Dataset items:
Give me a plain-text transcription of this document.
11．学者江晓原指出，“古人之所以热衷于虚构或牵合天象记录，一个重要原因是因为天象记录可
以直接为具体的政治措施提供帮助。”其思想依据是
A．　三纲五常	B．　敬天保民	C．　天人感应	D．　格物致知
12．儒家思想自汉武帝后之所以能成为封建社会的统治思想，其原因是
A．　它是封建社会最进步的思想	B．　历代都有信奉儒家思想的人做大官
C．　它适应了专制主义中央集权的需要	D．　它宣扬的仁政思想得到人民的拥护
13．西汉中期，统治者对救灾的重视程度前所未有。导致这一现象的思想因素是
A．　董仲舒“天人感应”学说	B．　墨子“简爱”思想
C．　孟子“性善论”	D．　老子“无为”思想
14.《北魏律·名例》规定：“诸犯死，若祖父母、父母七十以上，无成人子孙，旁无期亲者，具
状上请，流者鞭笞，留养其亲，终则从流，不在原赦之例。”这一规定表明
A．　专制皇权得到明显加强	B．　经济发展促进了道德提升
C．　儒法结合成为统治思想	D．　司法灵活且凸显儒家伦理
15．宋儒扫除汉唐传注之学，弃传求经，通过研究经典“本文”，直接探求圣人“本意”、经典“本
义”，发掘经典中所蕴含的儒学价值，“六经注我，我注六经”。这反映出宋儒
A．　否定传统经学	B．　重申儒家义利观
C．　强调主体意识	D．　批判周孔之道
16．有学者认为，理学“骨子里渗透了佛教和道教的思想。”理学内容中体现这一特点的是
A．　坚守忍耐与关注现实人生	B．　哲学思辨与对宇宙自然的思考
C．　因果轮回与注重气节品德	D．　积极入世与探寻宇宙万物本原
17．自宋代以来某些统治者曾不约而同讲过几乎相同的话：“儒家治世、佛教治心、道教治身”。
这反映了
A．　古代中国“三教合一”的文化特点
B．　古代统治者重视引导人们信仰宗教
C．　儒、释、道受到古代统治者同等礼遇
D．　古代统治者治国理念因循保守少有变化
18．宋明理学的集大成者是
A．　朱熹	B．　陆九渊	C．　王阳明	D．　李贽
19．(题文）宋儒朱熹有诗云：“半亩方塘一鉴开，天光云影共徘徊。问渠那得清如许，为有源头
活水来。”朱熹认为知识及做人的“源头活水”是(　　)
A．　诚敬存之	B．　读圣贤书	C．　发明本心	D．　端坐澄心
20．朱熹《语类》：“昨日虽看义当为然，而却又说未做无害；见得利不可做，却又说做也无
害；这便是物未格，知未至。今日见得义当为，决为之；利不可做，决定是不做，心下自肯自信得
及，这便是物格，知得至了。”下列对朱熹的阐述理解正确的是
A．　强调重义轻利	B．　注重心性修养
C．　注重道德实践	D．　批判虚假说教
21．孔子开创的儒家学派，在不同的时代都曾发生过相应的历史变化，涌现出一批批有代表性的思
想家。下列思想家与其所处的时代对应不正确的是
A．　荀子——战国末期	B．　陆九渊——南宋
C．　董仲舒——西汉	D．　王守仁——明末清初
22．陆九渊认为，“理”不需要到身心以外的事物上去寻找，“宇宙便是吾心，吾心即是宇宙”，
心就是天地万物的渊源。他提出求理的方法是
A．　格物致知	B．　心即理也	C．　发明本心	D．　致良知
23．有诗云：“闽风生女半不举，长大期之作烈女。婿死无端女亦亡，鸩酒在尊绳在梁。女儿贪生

▶ _Written task_
Out of the records, collect only those lines that contain the string "发明本心".

▶ _Full output_
A．　诚敬存之	B．　读圣贤书	C．　发明本心	D．　端坐澄心
A．　格物致知	B．　心即理也	C．　发明本心	D．　致良知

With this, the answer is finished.